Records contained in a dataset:

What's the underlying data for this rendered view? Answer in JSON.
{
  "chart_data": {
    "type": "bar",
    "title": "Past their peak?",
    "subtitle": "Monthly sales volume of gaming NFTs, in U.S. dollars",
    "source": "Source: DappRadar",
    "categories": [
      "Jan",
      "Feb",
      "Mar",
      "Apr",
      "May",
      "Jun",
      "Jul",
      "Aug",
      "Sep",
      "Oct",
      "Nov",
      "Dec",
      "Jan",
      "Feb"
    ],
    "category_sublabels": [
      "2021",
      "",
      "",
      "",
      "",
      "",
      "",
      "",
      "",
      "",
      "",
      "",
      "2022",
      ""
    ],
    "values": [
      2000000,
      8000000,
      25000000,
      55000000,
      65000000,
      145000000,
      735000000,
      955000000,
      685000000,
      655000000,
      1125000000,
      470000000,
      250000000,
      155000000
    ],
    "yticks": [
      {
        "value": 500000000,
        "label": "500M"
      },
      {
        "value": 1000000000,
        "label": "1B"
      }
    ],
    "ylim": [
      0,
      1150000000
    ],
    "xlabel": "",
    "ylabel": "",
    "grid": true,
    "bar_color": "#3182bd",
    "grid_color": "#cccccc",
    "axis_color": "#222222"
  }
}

== TASK DIRECTIONS ==
Reproduce each record exactly as it appears.

== OUTPUT OF THE EXERCISE ==
What's the underlying data for this rendered view? Answer in JSON.
{
  "chart_data": {
    "type": "bar",
    "title": "Past their peak?",
    "subtitle": "Monthly sales volume of gaming NFTs, in U.S. dollars",
    "source": "Source: DappRadar",
    "categories": [
      "Jan",
      "Feb",
      "Mar",
      "Apr",
      "May",
      "Jun",
      "Jul",
      "Aug",
      "Sep",
      "Oct",
      "Nov",
      "Dec",
      "Jan",
      "Feb"
    ],
    "category_sublabels": [
      "2021",
      "",
      "",
      "",
      "",
      "",
      "",
      "",
      "",
      "",
      "",
      "",
      "2022",
      ""
    ],
    "values": [
      2000000,
      8000000,
      25000000,
      55000000,
      65000000,
      145000000,
      735000000,
      955000000,
      685000000,
      655000000,
      1125000000,
      470000000,
      250000000,
      155000000
    ],
    "yticks": [
      {
        "value": 500000000,
        "label": "500M"
      },
      {
        "value": 1000000000,
        "label": "1B"
      }
    ],
    "ylim": [
      0,
      1150000000
    ],
    "xlabel": "",
    "ylabel": "",
    "grid": true,
    "bar_color": "#3182bd",
    "grid_color": "#cccccc",
    "axis_color": "#222222"
  }
}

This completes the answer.